• Exercise details: How many lines of these records hold the string "Surge"? Reply with the number alone.

• Task data:
-------
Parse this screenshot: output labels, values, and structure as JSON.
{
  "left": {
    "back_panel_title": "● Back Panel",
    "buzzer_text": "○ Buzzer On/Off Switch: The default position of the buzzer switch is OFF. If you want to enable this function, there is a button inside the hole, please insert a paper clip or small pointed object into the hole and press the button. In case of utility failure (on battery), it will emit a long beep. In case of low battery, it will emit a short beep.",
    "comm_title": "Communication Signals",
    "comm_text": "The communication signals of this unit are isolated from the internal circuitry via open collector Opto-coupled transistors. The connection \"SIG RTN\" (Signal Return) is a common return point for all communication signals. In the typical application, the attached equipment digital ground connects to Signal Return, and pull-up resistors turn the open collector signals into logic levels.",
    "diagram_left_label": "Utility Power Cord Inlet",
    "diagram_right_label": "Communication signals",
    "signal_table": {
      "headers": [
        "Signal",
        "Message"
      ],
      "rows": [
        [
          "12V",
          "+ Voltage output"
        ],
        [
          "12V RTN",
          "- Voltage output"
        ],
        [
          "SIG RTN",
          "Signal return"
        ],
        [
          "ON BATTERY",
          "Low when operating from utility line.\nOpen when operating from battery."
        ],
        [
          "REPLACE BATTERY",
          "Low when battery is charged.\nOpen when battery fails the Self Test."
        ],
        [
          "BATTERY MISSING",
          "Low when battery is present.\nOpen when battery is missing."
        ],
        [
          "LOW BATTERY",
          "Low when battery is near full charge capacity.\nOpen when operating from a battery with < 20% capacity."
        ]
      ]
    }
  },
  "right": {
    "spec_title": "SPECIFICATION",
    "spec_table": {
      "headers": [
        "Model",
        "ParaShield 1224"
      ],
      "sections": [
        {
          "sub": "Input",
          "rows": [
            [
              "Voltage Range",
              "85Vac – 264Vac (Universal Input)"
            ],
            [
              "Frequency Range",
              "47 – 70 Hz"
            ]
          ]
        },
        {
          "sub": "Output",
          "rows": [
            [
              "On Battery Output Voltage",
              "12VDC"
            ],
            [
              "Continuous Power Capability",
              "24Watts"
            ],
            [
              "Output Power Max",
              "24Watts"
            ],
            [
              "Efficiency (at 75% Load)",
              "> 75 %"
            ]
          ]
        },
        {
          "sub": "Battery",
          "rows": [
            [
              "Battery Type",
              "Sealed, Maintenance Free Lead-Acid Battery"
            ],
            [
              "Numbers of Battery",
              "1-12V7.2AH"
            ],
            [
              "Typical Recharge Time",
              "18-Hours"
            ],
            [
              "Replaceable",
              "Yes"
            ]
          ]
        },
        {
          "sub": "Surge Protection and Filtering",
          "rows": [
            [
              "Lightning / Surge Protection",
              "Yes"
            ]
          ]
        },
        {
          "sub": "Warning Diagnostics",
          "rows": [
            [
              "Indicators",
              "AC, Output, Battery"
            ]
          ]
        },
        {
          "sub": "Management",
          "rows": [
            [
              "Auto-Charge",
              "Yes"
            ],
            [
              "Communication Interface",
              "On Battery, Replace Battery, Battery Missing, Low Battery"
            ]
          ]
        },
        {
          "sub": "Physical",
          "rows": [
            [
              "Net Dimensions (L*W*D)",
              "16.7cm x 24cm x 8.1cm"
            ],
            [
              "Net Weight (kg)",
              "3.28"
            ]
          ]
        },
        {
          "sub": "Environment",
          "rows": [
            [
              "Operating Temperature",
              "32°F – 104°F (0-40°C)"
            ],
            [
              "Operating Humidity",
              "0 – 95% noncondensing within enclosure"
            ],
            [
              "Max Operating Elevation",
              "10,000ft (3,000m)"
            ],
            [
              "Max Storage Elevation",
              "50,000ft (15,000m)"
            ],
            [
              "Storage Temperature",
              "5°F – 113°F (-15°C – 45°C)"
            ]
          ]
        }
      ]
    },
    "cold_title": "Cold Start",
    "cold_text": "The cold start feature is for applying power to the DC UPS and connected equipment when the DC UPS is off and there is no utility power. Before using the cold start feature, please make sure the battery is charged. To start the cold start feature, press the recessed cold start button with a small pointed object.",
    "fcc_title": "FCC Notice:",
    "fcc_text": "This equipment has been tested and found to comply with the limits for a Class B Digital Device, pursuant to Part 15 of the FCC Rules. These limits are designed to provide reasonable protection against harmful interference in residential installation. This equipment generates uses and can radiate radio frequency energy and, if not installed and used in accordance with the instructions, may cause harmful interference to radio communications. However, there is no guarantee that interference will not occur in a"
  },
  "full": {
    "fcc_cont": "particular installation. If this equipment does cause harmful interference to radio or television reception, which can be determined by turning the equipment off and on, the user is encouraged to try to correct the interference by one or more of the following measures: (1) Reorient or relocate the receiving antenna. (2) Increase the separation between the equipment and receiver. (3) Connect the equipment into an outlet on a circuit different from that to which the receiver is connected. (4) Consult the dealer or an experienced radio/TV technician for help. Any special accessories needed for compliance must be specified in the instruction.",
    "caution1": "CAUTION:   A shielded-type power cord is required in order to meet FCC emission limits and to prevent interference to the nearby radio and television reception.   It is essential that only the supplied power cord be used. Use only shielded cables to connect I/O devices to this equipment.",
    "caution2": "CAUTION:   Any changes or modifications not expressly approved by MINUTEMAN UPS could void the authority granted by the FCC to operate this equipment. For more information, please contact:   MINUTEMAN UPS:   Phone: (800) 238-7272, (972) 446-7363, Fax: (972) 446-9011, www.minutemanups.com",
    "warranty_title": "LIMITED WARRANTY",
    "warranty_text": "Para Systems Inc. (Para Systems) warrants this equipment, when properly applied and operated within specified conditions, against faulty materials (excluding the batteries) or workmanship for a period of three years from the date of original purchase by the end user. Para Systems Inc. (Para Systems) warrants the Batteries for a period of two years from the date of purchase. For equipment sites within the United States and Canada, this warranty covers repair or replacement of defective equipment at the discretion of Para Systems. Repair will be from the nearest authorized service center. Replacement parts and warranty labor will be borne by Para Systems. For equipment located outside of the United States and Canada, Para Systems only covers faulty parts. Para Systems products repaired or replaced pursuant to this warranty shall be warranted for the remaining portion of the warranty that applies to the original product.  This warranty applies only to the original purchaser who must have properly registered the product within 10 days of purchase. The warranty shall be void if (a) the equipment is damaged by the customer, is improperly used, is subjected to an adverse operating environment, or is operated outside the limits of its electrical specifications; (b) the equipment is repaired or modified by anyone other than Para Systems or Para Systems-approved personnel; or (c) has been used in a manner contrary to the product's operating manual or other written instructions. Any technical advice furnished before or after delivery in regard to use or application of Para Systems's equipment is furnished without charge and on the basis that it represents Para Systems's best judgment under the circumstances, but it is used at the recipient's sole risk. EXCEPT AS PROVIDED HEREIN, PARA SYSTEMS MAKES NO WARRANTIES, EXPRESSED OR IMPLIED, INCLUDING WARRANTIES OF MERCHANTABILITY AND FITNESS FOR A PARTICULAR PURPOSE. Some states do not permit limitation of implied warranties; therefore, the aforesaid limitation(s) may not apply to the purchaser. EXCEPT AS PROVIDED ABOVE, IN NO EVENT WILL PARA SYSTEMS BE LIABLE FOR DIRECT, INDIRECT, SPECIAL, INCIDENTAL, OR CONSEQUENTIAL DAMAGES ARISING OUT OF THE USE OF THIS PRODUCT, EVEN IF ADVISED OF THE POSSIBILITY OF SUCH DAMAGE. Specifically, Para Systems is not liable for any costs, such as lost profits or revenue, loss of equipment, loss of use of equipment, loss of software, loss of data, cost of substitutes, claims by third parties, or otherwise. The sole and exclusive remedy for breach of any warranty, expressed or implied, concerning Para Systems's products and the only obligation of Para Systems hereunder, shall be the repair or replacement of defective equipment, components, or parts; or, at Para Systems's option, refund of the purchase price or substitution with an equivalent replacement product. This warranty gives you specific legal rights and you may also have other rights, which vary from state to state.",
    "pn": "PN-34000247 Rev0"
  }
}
-------
• Answer: 2